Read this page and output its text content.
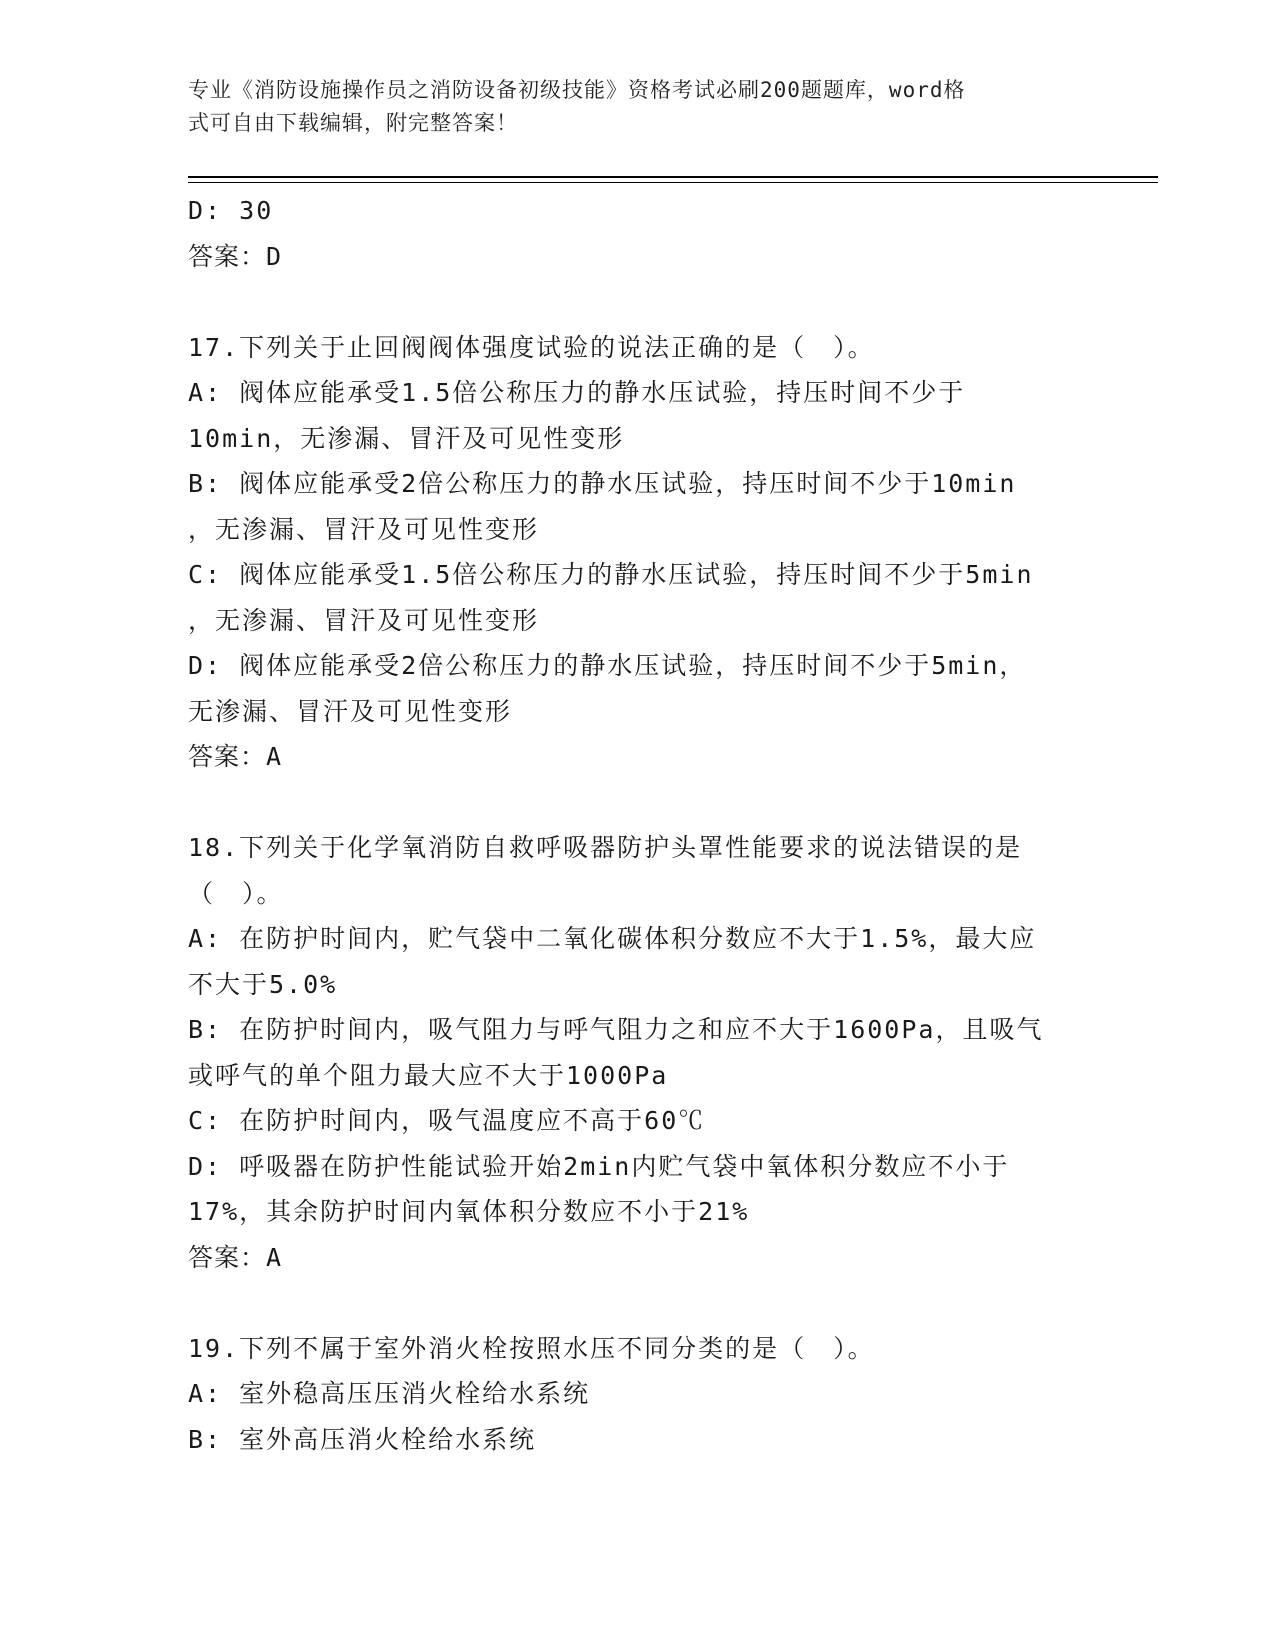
专业《消防设施操作员之消防设备初级技能》资格考试必刷200题题库，word格
式可自由下载编辑，附完整答案！
D: 30
答案：D
17.下列关于止回阀阀体强度试验的说法正确的是（　）。
A: 阀体应能承受1.5倍公称压力的静水压试验，持压时间不少于
10min，无渗漏、冒汗及可见性变形
B: 阀体应能承受2倍公称压力的静水压试验，持压时间不少于10min
，无渗漏、冒汗及可见性变形
C: 阀体应能承受1.5倍公称压力的静水压试验，持压时间不少于5min
，无渗漏、冒汗及可见性变形
D: 阀体应能承受2倍公称压力的静水压试验，持压时间不少于5min，
无渗漏、冒汗及可见性变形
答案：A
18.下列关于化学氧消防自救呼吸器防护头罩性能要求的说法错误的是
（　）。
A: 在防护时间内，贮气袋中二氧化碳体积分数应不大于1.5%，最大应
不大于5.0%
B: 在防护时间内，吸气阻力与呼气阻力之和应不大于1600Pa，且吸气
或呼气的单个阻力最大应不大于1000Pa
C: 在防护时间内，吸气温度应不高于60℃
D: 呼吸器在防护性能试验开始2min内贮气袋中氧体积分数应不小于
17%，其余防护时间内氧体积分数应不小于21%
答案：A
19.下列不属于室外消火栓按照水压不同分类的是（　）。
A: 室外稳高压压消火栓给水系统
B: 室外高压消火栓给水系统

PROBLEM TO WORK ON >>
Answer with one number only: how many lines above contain the word "在防护时间内".

RESPONSE TO THE EXERCISE >>
3